* WORKING DATA:
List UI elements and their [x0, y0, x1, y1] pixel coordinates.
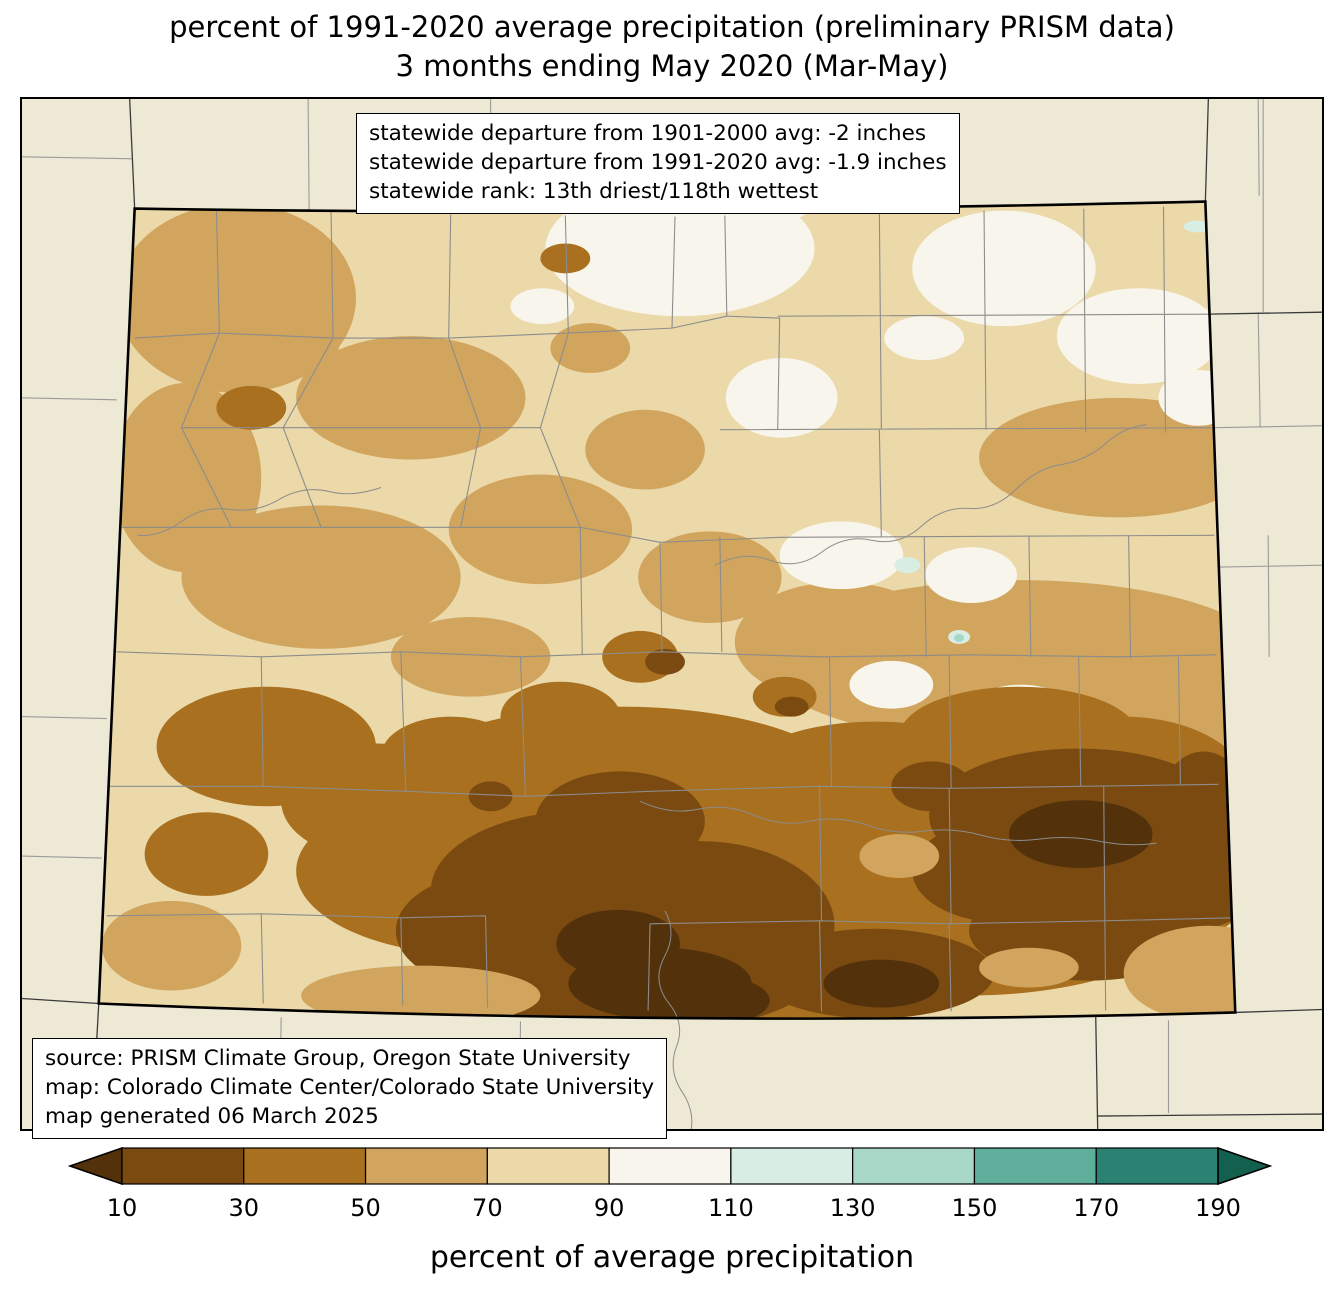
colorbar-segment	[852, 1147, 976, 1185]
colorbar-tick: 30	[228, 1194, 260, 1222]
map-axes: statewide departure from 1901-2000 avg: …	[20, 97, 1324, 1139]
colorbar-segment	[1095, 1147, 1219, 1185]
county-lines	[106, 206, 1234, 1012]
colorbar-over-arrow	[1217, 1147, 1272, 1186]
colorbar-tick: 90	[593, 1194, 625, 1222]
colorbar-tick: 190	[1195, 1194, 1241, 1222]
colorbar-tick: 170	[1073, 1194, 1120, 1222]
state-fill-layer	[98, 201, 1236, 1019]
source-credit-box: source: PRISM Climate Group, Oregon Stat…	[32, 1038, 668, 1139]
source-line-3: map generated 06 March 2025	[45, 1104, 379, 1129]
colorbar-label: percent of average precipitation	[429, 1240, 915, 1275]
source-line-2: map: Colorado Climate Center/Colorado St…	[45, 1075, 655, 1100]
title-line-1: percent of 1991-2020 average precipitati…	[169, 10, 1175, 44]
stats-line-1: statewide departure from 1901-2000 avg: …	[369, 121, 927, 146]
colorado-precipitation-map	[22, 99, 1322, 1129]
source-line-1: source: PRISM Climate Group, Oregon Stat…	[45, 1046, 631, 1071]
figure-title: percent of 1991-2020 average precipitati…	[0, 8, 1344, 86]
stats-line-3: statewide rank: 13th driest/118th wettes…	[369, 179, 819, 204]
colorbar-tick: 130	[829, 1194, 876, 1222]
band-90-110	[510, 201, 1236, 745]
stats-line-2: statewide departure from 1991-2020 avg: …	[369, 150, 947, 175]
colorbar-tick: 70	[472, 1194, 503, 1222]
colorbar-tick: 10	[106, 1194, 138, 1222]
statewide-stats-box: statewide departure from 1901-2000 avg: …	[356, 113, 960, 214]
colorbar-segment	[730, 1147, 854, 1185]
colorbar-ticks: 10 30 50 70 90 110 130 150 170 190	[68, 1194, 1272, 1226]
colorbar-under-arrow	[68, 1147, 123, 1186]
colorbar-tick: 110	[707, 1194, 754, 1222]
colorbar-segment	[121, 1147, 245, 1185]
colorbar-segment	[243, 1147, 367, 1185]
colorbar-tick: 50	[350, 1194, 381, 1222]
colorbar	[68, 1147, 1272, 1186]
colorbar-segment	[608, 1147, 732, 1185]
band-50-70-overlays	[301, 834, 1236, 1019]
colorbar-segment	[364, 1147, 488, 1185]
title-line-2: 3 months ending May 2020 (Mar-May)	[395, 49, 949, 83]
river-lines	[137, 424, 1157, 1129]
colorbar-segment	[973, 1147, 1097, 1185]
colorbar-segment	[486, 1147, 610, 1185]
colorbar-tick: 150	[951, 1194, 998, 1222]
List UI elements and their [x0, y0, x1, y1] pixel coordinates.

* DO THIS: List every line of the records that contains the word "departure".

* RESPONSE FOR THIS EXERCISE:
map-axes: statewide departure from 1901-2000 avg: …	[20, 97, 1324, 1139]
stats-line-1: statewide departure from 1901-2000 avg: …	[369, 121, 927, 146]
stats-line-2: statewide departure from 1991-2020 avg: …	[369, 150, 947, 175]
statewide-stats-box: statewide departure from 1901-2000 avg: …	[356, 113, 960, 214]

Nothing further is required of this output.